Set exercise
Return the lines that run from the line containing "Output the text content of this document." through the end of the entries, both ends included. Leave out all pictures.

Material provided
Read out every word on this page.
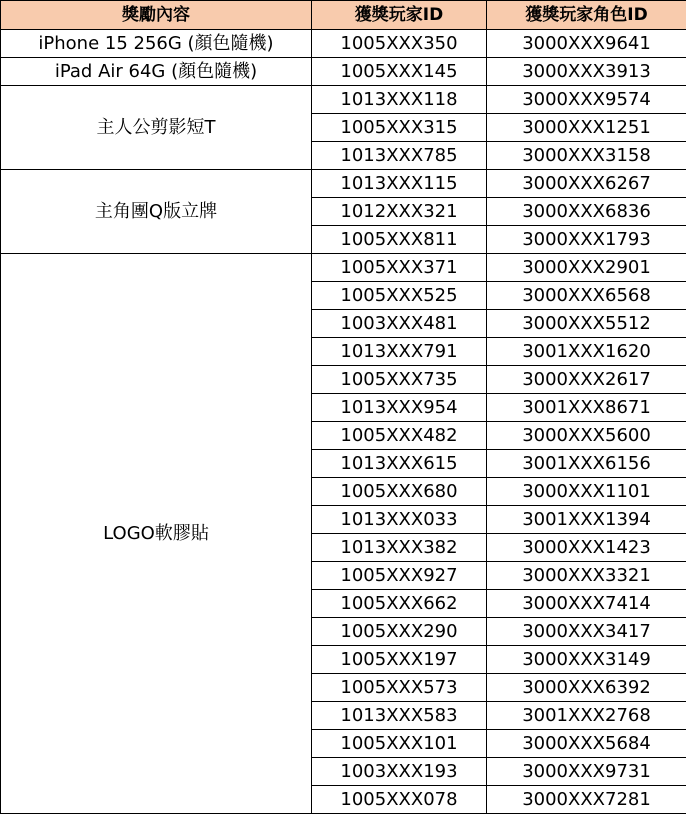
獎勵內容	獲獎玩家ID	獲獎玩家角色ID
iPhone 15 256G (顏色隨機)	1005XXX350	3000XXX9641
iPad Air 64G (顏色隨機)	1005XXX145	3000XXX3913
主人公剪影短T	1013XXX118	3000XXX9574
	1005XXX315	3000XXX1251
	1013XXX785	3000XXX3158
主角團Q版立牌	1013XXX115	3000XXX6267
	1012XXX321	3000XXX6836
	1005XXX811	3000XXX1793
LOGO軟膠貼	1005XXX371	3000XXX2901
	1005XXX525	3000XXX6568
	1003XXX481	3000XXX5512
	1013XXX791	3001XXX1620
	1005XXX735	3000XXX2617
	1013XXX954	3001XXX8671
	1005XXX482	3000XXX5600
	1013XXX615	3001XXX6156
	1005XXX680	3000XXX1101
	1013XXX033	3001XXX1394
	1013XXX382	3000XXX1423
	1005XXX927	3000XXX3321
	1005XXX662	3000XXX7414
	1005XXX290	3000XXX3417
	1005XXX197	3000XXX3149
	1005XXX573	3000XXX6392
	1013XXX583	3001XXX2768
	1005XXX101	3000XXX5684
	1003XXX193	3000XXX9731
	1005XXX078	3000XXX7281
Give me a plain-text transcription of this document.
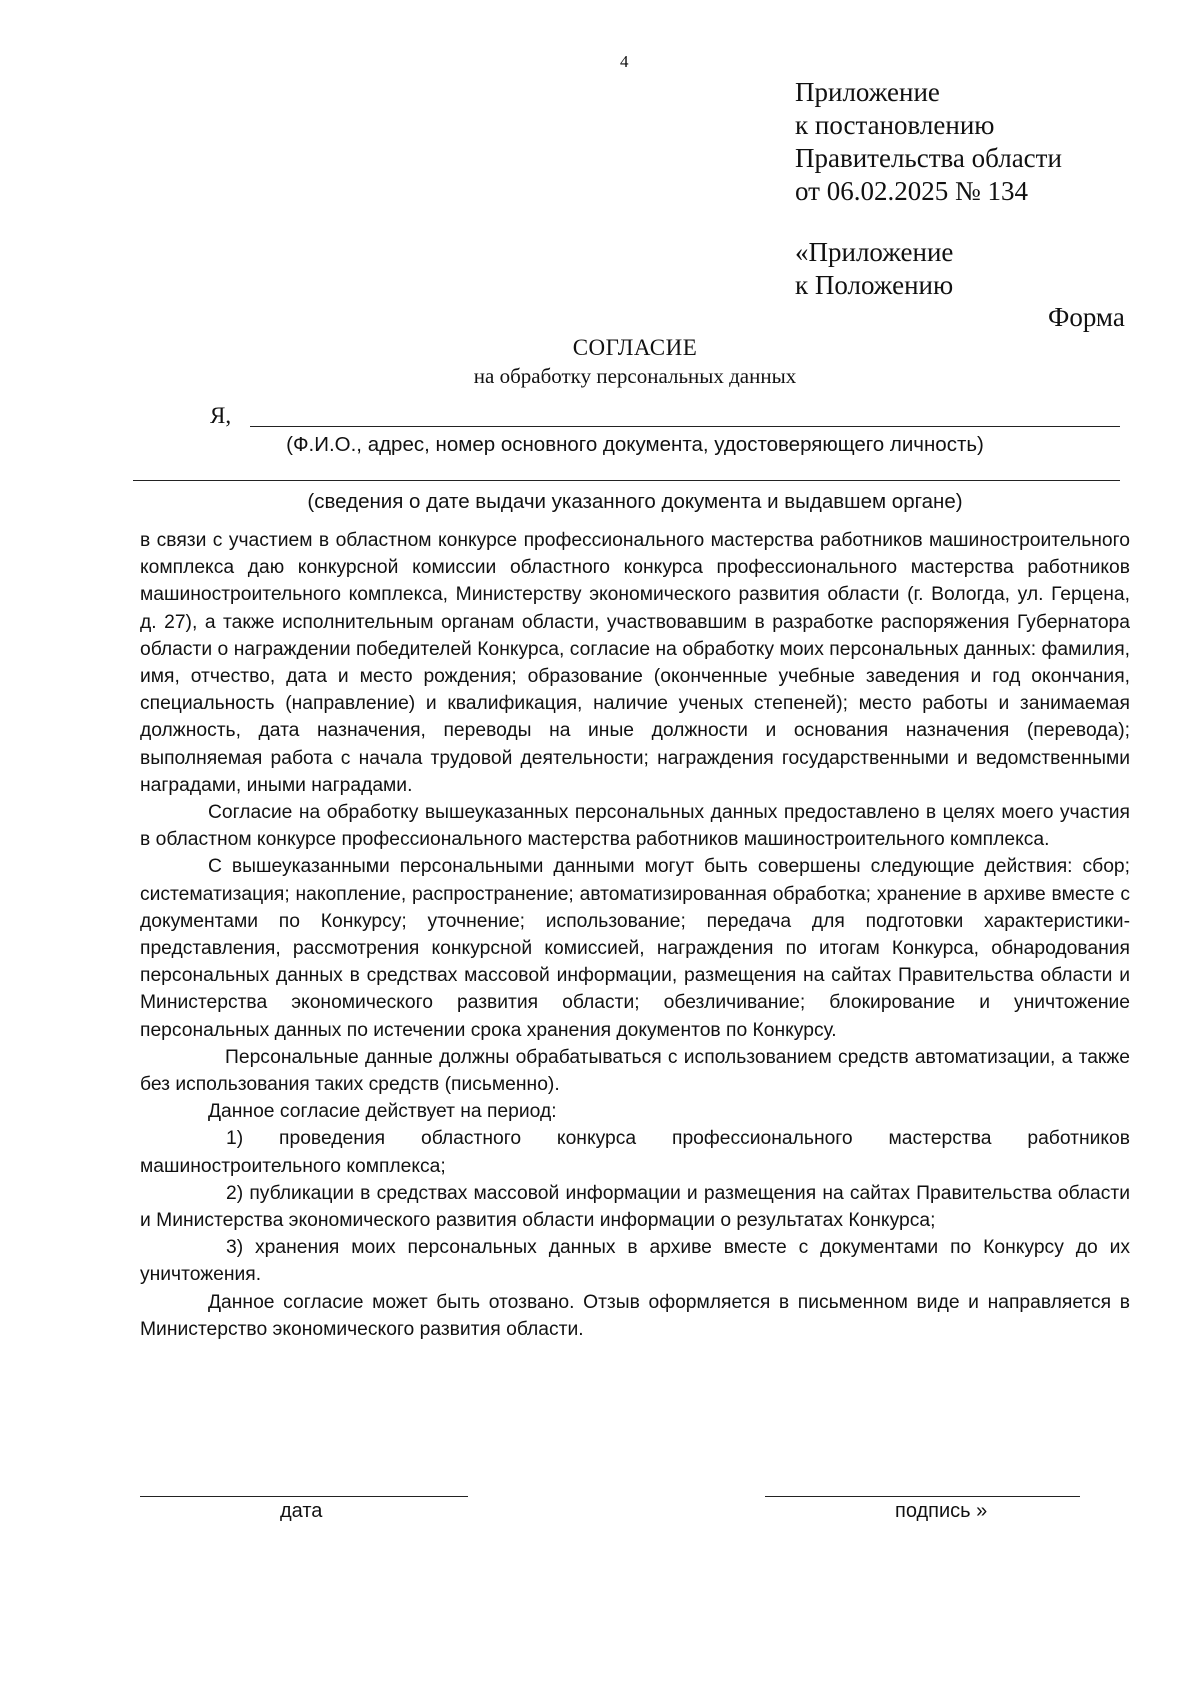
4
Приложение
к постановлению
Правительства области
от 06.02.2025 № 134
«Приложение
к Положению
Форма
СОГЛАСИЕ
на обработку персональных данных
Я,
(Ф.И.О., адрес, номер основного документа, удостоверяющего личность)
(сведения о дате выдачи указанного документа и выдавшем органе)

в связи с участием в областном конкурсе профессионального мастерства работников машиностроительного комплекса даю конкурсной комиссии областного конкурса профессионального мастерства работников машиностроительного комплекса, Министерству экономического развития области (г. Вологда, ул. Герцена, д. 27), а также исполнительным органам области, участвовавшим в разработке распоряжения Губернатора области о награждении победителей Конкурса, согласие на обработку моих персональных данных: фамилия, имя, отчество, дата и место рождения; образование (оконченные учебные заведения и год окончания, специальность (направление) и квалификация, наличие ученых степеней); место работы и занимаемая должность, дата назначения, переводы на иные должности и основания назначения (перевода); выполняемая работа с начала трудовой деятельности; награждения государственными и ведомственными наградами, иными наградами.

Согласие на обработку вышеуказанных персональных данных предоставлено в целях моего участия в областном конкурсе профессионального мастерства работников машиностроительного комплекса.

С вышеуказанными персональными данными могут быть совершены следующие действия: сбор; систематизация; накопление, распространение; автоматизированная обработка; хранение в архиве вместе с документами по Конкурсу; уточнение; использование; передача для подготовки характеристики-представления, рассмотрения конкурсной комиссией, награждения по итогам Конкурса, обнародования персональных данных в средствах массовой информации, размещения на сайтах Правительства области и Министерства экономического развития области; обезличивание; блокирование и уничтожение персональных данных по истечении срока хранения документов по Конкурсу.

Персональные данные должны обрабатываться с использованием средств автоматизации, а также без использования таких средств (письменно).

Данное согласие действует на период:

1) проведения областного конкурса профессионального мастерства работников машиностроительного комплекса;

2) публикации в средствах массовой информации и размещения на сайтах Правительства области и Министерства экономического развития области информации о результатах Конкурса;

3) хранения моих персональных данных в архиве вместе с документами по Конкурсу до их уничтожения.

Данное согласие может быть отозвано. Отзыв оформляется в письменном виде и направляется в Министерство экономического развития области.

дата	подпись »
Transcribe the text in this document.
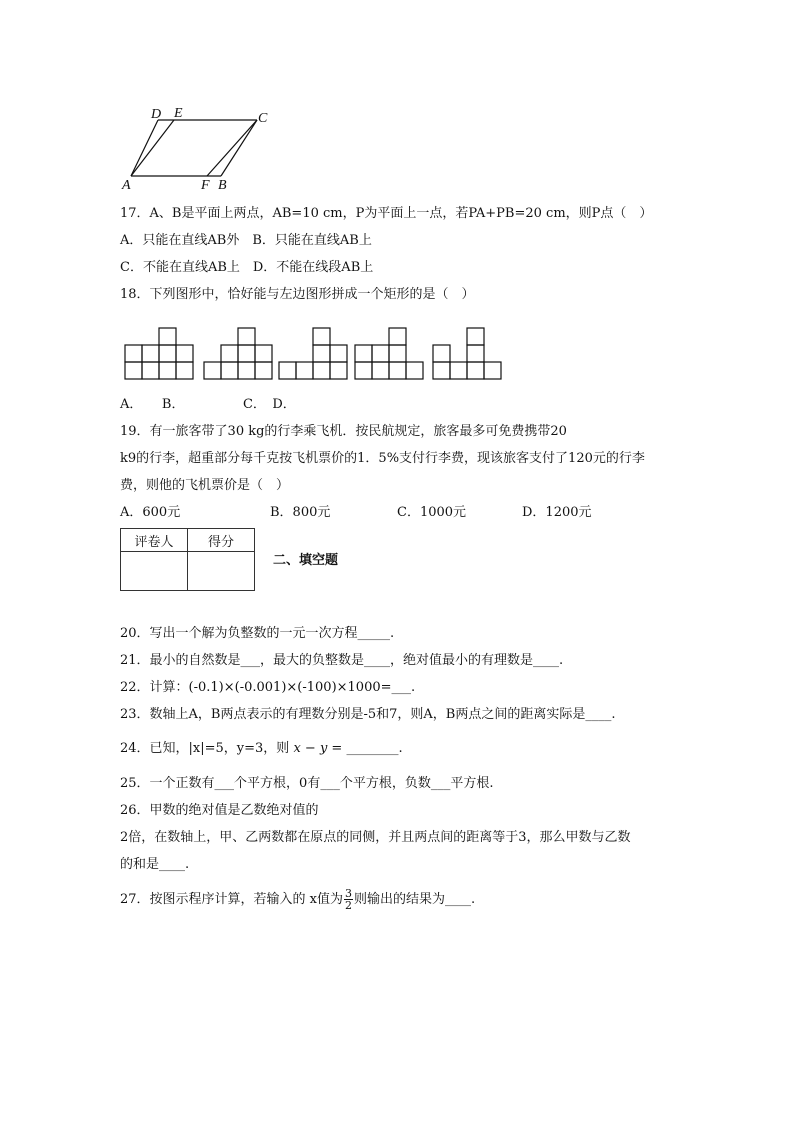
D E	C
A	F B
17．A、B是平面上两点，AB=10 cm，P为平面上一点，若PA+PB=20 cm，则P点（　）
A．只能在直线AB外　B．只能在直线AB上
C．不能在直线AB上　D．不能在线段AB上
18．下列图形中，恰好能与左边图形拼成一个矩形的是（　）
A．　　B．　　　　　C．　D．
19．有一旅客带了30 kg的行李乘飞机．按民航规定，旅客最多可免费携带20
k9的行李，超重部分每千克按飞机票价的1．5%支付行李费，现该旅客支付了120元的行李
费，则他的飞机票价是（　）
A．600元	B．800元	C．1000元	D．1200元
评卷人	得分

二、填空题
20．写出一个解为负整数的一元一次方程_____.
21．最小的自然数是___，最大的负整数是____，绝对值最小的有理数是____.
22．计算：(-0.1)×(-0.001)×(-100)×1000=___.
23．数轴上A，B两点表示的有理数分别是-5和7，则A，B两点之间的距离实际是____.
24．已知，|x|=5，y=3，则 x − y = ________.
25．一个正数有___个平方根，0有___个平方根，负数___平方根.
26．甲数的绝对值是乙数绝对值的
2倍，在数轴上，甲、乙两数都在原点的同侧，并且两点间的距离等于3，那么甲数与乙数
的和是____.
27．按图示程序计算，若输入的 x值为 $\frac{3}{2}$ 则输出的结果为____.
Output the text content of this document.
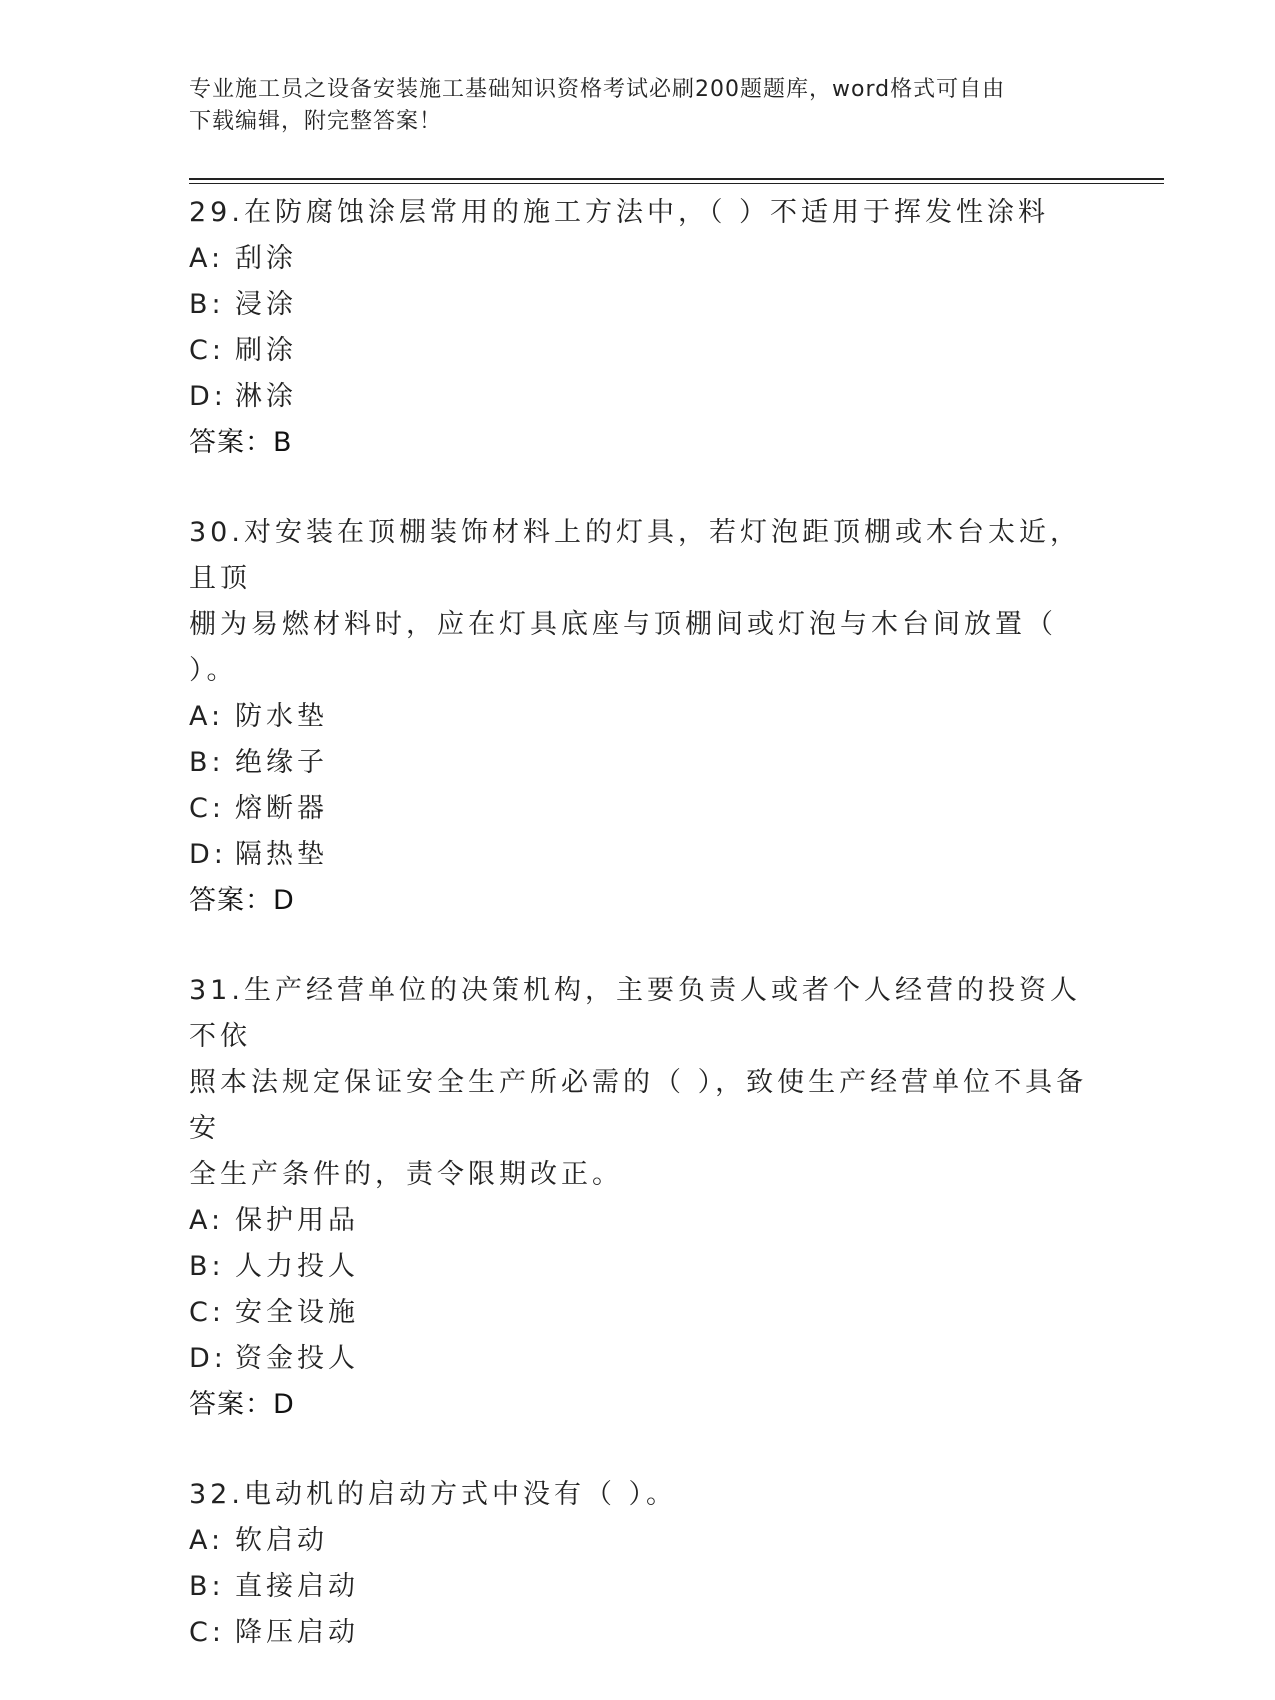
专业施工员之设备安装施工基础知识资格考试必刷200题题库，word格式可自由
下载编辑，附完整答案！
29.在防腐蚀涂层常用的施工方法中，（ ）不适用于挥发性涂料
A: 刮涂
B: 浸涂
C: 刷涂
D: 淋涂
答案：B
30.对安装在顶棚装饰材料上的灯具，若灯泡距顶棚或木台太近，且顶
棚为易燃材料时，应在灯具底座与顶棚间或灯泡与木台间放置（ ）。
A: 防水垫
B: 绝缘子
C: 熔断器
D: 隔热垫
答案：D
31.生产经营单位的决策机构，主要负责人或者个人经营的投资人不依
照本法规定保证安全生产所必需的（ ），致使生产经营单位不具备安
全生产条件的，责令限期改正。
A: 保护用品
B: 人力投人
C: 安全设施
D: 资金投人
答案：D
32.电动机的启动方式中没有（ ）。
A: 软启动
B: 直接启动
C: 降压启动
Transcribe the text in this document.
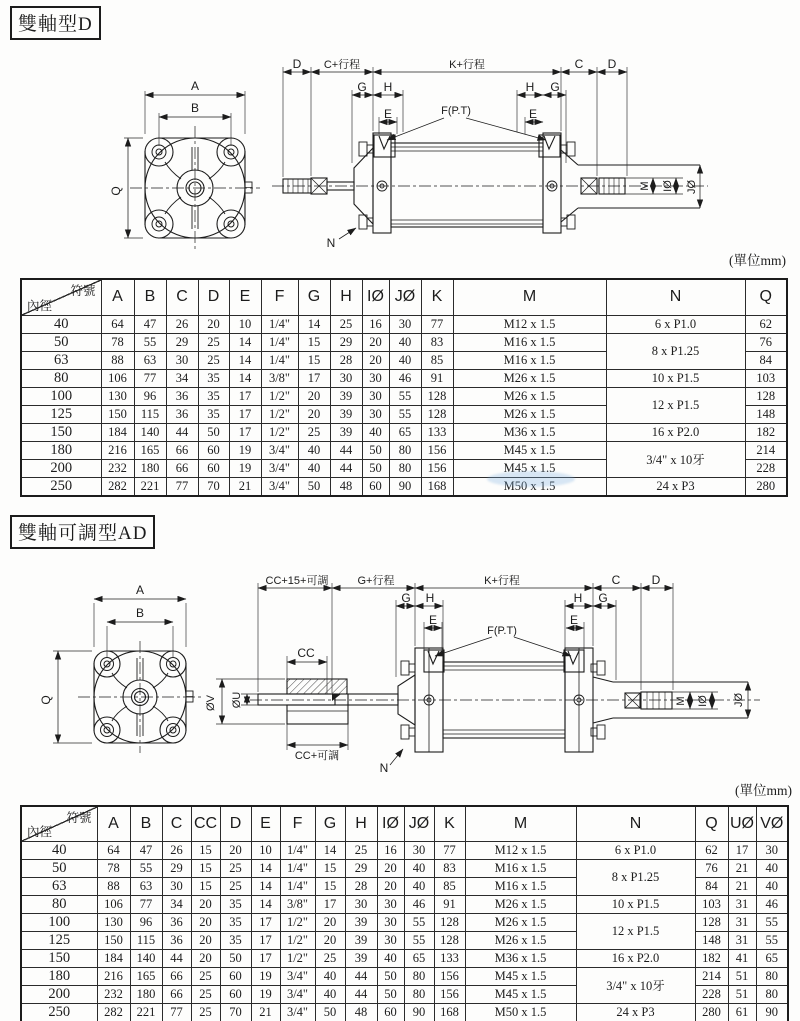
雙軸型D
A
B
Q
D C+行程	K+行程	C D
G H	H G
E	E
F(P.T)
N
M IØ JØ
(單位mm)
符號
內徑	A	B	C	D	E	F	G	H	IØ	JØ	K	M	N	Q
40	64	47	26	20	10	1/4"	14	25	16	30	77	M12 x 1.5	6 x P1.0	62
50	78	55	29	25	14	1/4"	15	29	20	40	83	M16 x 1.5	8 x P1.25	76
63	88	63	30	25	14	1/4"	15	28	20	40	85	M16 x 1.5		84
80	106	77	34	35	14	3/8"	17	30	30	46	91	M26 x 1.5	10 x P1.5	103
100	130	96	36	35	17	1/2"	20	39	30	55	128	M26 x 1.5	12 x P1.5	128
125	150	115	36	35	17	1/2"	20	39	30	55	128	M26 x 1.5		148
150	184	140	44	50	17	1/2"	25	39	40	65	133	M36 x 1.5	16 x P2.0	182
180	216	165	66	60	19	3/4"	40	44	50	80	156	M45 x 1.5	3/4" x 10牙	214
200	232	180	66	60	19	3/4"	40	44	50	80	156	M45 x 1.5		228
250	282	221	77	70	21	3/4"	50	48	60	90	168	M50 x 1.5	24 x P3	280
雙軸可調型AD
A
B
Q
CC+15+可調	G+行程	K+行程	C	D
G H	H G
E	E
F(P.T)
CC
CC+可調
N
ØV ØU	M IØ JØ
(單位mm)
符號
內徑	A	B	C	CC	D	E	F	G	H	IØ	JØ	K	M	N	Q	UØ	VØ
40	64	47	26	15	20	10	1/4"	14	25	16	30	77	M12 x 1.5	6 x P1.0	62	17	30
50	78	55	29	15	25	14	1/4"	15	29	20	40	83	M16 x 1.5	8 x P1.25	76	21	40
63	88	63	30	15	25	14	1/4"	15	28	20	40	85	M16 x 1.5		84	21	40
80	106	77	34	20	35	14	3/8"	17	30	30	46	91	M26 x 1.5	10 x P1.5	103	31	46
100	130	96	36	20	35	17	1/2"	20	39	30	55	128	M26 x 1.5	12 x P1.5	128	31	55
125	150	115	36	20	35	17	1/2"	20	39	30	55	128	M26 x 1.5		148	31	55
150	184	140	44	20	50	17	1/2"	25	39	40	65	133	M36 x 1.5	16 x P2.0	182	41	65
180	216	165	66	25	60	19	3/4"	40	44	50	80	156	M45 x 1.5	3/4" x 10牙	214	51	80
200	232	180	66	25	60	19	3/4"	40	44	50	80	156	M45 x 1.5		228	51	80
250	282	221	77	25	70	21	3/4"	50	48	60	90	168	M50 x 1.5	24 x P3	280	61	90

Written answer
Output the text content of this document.
专业施工员之设备安装施工基础知识资格考试必刷200题题库，word格式可自由
下载编辑，附完整答案！
29.在防腐蚀涂层常用的施工方法中，（ ）不适用于挥发性涂料
A: 刮涂
B: 浸涂
C: 刷涂
D: 淋涂
答案：B
30.对安装在顶棚装饰材料上的灯具，若灯泡距顶棚或木台太近，且顶
棚为易燃材料时，应在灯具底座与顶棚间或灯泡与木台间放置（ ）。
A: 防水垫
B: 绝缘子
C: 熔断器
D: 隔热垫
答案：D
31.生产经营单位的决策机构，主要负责人或者个人经营的投资人不依
照本法规定保证安全生产所必需的（ ），致使生产经营单位不具备安
全生产条件的，责令限期改正。
A: 保护用品
B: 人力投人
C: 安全设施
D: 资金投人
答案：D
32.电动机的启动方式中没有（ ）。
A: 软启动
B: 直接启动
C: 降压启动
Transcribe the text in this document.
雙軸型D
A
B
Q
D C+行程	K+行程	C D
G H	H G
E	E
F(P.T)
N
M IØ JØ
(單位mm)
符號
內徑	A	B	C	D	E	F	G	H	IØ	JØ	K	M	N	Q
40	64	47	26	20	10	1/4"	14	25	16	30	77	M12 x 1.5	6 x P1.0	62
50	78	55	29	25	14	1/4"	15	29	20	40	83	M16 x 1.5	8 x P1.25	76
63	88	63	30	25	14	1/4"	15	28	20	40	85	M16 x 1.5		84
80	106	77	34	35	14	3/8"	17	30	30	46	91	M26 x 1.5	10 x P1.5	103
100	130	96	36	35	17	1/2"	20	39	30	55	128	M26 x 1.5	12 x P1.5	128
125	150	115	36	35	17	1/2"	20	39	30	55	128	M26 x 1.5		148
150	184	140	44	50	17	1/2"	25	39	40	65	133	M36 x 1.5	16 x P2.0	182
180	216	165	66	60	19	3/4"	40	44	50	80	156	M45 x 1.5	3/4" x 10牙	214
200	232	180	66	60	19	3/4"	40	44	50	80	156	M45 x 1.5		228
250	282	221	77	70	21	3/4"	50	48	60	90	168	M50 x 1.5	24 x P3	280
雙軸可調型AD
A
B
Q
CC+15+可調	G+行程	K+行程	C	D
G H	H G
E	E
F(P.T)
CC
CC+可調
N
ØV ØU	M IØ JØ
(單位mm)
符號
內徑	A	B	C	CC	D	E	F	G	H	IØ	JØ	K	M	N	Q	UØ	VØ
40	64	47	26	15	20	10	1/4"	14	25	16	30	77	M12 x 1.5	6 x P1.0	62	17	30
50	78	55	29	15	25	14	1/4"	15	29	20	40	83	M16 x 1.5	8 x P1.25	76	21	40
63	88	63	30	15	25	14	1/4"	15	28	20	40	85	M16 x 1.5		84	21	40
80	106	77	34	20	35	14	3/8"	17	30	30	46	91	M26 x 1.5	10 x P1.5	103	31	46
100	130	96	36	20	35	17	1/2"	20	39	30	55	128	M26 x 1.5	12 x P1.5	128	31	55
125	150	115	36	20	35	17	1/2"	20	39	30	55	128	M26 x 1.5		148	31	55
150	184	140	44	20	50	17	1/2"	25	39	40	65	133	M36 x 1.5	16 x P2.0	182	41	65
180	216	165	66	25	60	19	3/4"	40	44	50	80	156	M45 x 1.5	3/4" x 10牙	214	51	80
200	232	180	66	25	60	19	3/4"	40	44	50	80	156	M45 x 1.5		228	51	80
250	282	221	77	25	70	21	3/4"	50	48	60	90	168	M50 x 1.5	24 x P3	280	61	90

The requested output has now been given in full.